Rows:
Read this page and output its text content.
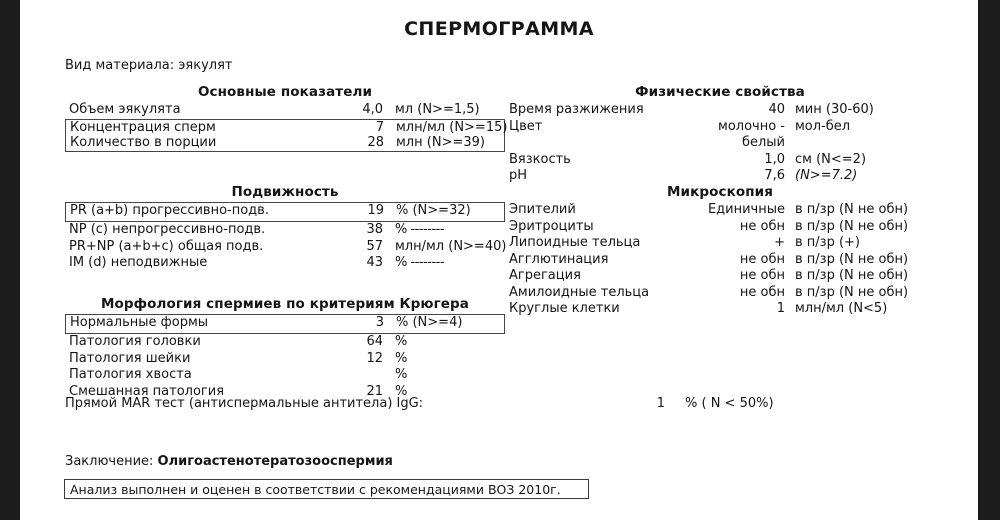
СПЕРМОГРАММА
Вид материала: эякулят
Основные показатели
Объем эякулята	4,0 мл (N>=1,5)
Концентрация сперм	7 млн/мл (N>=15)
Количество в порции	28 млн (N>=39)
Физические свойства
Время разжижения	40 мин (30-60)
Цвет	молочно - мол-бел
белый
Вязкость	1,0 см (N<=2)
pH	7,6 (N>=7.2)
Подвижность
PR (a+b) прогрессивно-подв.	19 % (N>=32)
NP (c) непрогрессивно-подв.	38 % --------
PR+NP (a+b+c) общая подв.	57 млн/мл (N>=40)
IM (d) неподвижные	43 % --------
Микроскопия
Эпителий	Единичные в п/зр (N не обн)
Эритроциты	не обн в п/зр (N не обн)
Липоидные тельца	+ в п/зр (+)
Агглютинация	не обн в п/зр (N не обн)
Агрегация	не обн в п/зр (N не обн)
Амилоидные тельца	не обн в п/зр (N не обн)
Круглые клетки	1 млн/мл (N<5)
Морфология спермиев по критериям Крюгера
Нормальные формы	3 % (N>=4)
Патология головки	64 %
Патология шейки	12 %
Патология хвоста	%
Смешанная патология	21 %
Прямой MAR тест (антиспермальные антитела) IgG:	1 % ( N < 50%)
Заключение: Олигоастенотератозооспермия
Анализ выполнен и оценен в соответствии с рекомендациями ВОЗ 2010г.
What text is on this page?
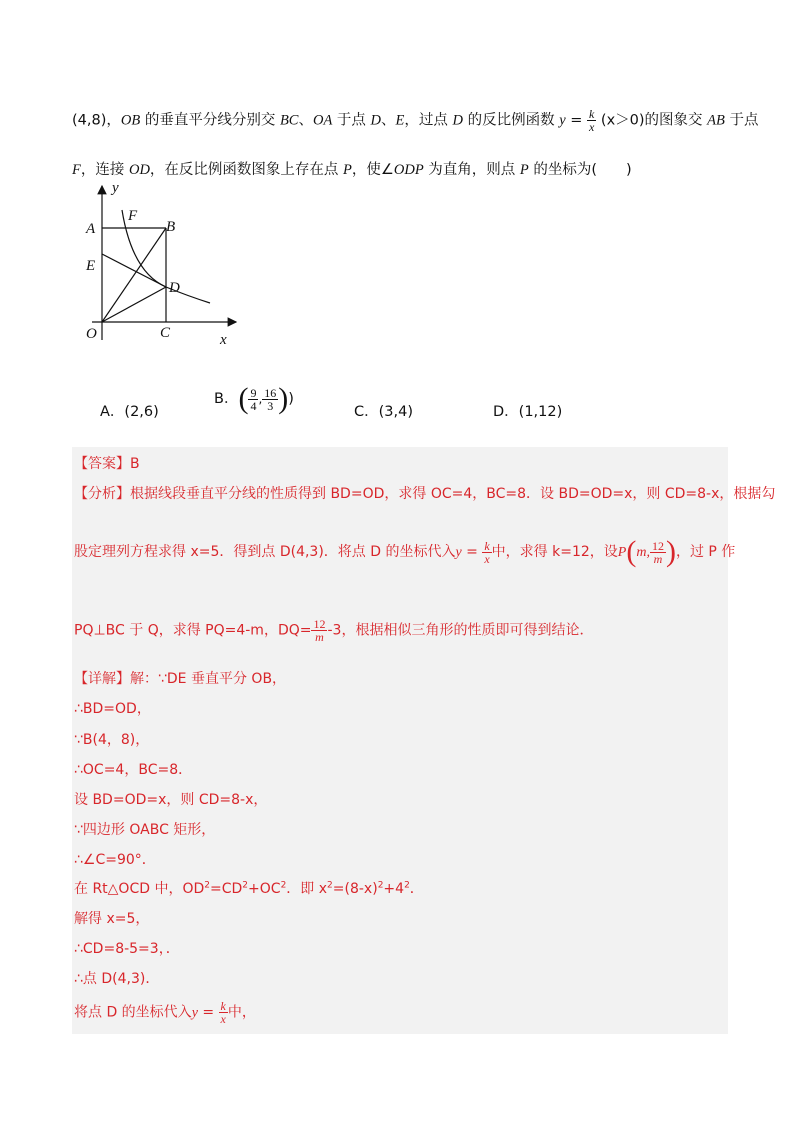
(4,8)，OB 的垂直平分线分别交 BC、OA 于点 D、E，过点 D 的反比例函数 $y = \frac{k}{x} (x>0)$的图象交 AB 于点
F，连接 OD，在反比例函数图象上存在点 P，使∠ODP 为直角，则点 P 的坐标为(　　)
y
x
A	B
C
D
E
F
O
A．(2,6)
B．( $\frac{9}{4}$ , $\frac{16}{3}$ ))
C．(3,4)	D．(1,12)
【答案】B
【分析】根据线段垂直平分线的性质得到 BD=OD，求得 OC=4，BC=8．设 BD=OD=x，则 CD=8-x，根据勾
股定理列方程求得 x=5．得到点 D(4,3)．将点 D 的坐标代入$y = \frac{k}{x}$ 中，求得 k=12，设P(m, $\frac{12}{m}$ )，过 P 作
PQ⊥BC 于 Q，求得 PQ=4-m，$DQ= \frac{12}{m} -3$，根据相似三角形的性质即可得到结论．
【详解】解：∵DE 垂直平分 OB，
∴BD=OD，
∵B(4，8)，
∴OC=4，BC=8．
设 BD=OD=x，则 CD=8-x，
∵四边形 OABC 矩形，
∴∠C=90°．
在 Rt△OCD 中，$OD^2=CD^2+OC^2$．即 $x^2=(8-x)^2+4^2$．
解得 x=5，
∴CD=8-5=3，．
∴点 D(4,3)．
将点 D 的坐标代入$y = \frac{k}{x}$ 中，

Aim of the task: Write out the records above exactly as they stand, leaving out every picture.

Expected answer:
Read this page and output its text content.
СПЕРМОГРАММА
Вид материала: эякулят
Основные показатели
Объем эякулята	4,0 мл (N>=1,5)
Концентрация сперм	7 млн/мл (N>=15)
Количество в порции	28 млн (N>=39)
Физические свойства
Время разжижения	40 мин (30-60)
Цвет	молочно - мол-бел
белый
Вязкость	1,0 см (N<=2)
pH	7,6 (N>=7.2)
Подвижность
PR (a+b) прогрессивно-подв.	19 % (N>=32)
NP (c) непрогрессивно-подв.	38 % --------
PR+NP (a+b+c) общая подв.	57 млн/мл (N>=40)
IM (d) неподвижные	43 % --------
Микроскопия
Эпителий	Единичные в п/зр (N не обн)
Эритроциты	не обн в п/зр (N не обн)
Липоидные тельца	+ в п/зр (+)
Агглютинация	не обн в п/зр (N не обн)
Агрегация	не обн в п/зр (N не обн)
Амилоидные тельца	не обн в п/зр (N не обн)
Круглые клетки	1 млн/мл (N<5)
Морфология спермиев по критериям Крюгера
Нормальные формы	3 % (N>=4)
Патология головки	64 %
Патология шейки	12 %
Патология хвоста	%
Смешанная патология	21 %
Прямой MAR тест (антиспермальные антитела) IgG:	1 % ( N < 50%)
Заключение: Олигоастенотератозооспермия
Анализ выполнен и оценен в соответствии с рекомендациями ВОЗ 2010г.
What text is on this page?
(4,8)，OB 的垂直平分线分别交 BC、OA 于点 D、E，过点 D 的反比例函数 $y = \frac{k}{x} (x>0)$的图象交 AB 于点
F，连接 OD，在反比例函数图象上存在点 P，使∠ODP 为直角，则点 P 的坐标为(　　)
y
x
A	B
C
D
E
F
O
A．(2,6)
B．( $\frac{9}{4}$ , $\frac{16}{3}$ ))
C．(3,4)	D．(1,12)
【答案】B
【分析】根据线段垂直平分线的性质得到 BD=OD，求得 OC=4，BC=8．设 BD=OD=x，则 CD=8-x，根据勾
股定理列方程求得 x=5．得到点 D(4,3)．将点 D 的坐标代入$y = \frac{k}{x}$ 中，求得 k=12，设P(m, $\frac{12}{m}$ )，过 P 作
PQ⊥BC 于 Q，求得 PQ=4-m，$DQ= \frac{12}{m} -3$，根据相似三角形的性质即可得到结论．
【详解】解：∵DE 垂直平分 OB，
∴BD=OD，
∵B(4，8)，
∴OC=4，BC=8．
设 BD=OD=x，则 CD=8-x，
∵四边形 OABC 矩形，
∴∠C=90°．
在 Rt△OCD 中，$OD^2=CD^2+OC^2$．即 $x^2=(8-x)^2+4^2$．
解得 x=5，
∴CD=8-5=3，．
∴点 D(4,3)．
将点 D 的坐标代入$y = \frac{k}{x}$ 中，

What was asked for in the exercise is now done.